_Exercise directions_. Each entry must be reproduced precisely as it stands.

_Exercise materials_.
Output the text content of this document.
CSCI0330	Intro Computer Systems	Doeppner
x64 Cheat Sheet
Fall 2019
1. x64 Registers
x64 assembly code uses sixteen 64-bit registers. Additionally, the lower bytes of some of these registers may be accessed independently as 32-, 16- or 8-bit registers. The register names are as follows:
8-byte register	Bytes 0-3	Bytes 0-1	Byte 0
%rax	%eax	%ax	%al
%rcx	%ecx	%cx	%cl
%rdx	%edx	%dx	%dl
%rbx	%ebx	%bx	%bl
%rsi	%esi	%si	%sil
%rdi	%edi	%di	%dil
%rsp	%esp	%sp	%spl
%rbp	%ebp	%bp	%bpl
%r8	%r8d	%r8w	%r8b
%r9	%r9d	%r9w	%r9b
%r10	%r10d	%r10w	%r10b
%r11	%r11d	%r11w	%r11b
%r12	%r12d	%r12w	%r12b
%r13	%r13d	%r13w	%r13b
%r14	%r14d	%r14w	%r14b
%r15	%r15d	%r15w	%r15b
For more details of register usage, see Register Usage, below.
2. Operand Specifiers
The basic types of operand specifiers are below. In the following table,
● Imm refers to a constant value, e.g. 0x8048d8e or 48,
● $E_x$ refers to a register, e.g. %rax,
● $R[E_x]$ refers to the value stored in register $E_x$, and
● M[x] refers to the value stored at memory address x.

_Result below_.
Output the text content of this document.
CSCI0330	Intro Computer Systems	Doeppner
x64 Cheat Sheet
Fall 2019
1. x64 Registers
x64 assembly code uses sixteen 64-bit registers. Additionally, the lower bytes of some of these registers may be accessed independently as 32-, 16- or 8-bit registers. The register names are as follows:
8-byte register	Bytes 0-3	Bytes 0-1	Byte 0
%rax	%eax	%ax	%al
%rcx	%ecx	%cx	%cl
%rdx	%edx	%dx	%dl
%rbx	%ebx	%bx	%bl
%rsi	%esi	%si	%sil
%rdi	%edi	%di	%dil
%rsp	%esp	%sp	%spl
%rbp	%ebp	%bp	%bpl
%r8	%r8d	%r8w	%r8b
%r9	%r9d	%r9w	%r9b
%r10	%r10d	%r10w	%r10b
%r11	%r11d	%r11w	%r11b
%r12	%r12d	%r12w	%r12b
%r13	%r13d	%r13w	%r13b
%r14	%r14d	%r14w	%r14b
%r15	%r15d	%r15w	%r15b
For more details of register usage, see Register Usage, below.
2. Operand Specifiers
The basic types of operand specifiers are below. In the following table,
● Imm refers to a constant value, e.g. 0x8048d8e or 48,
● $E_x$ refers to a register, e.g. %rax,
● $R[E_x]$ refers to the value stored in register $E_x$, and
● M[x] refers to the value stored at memory address x.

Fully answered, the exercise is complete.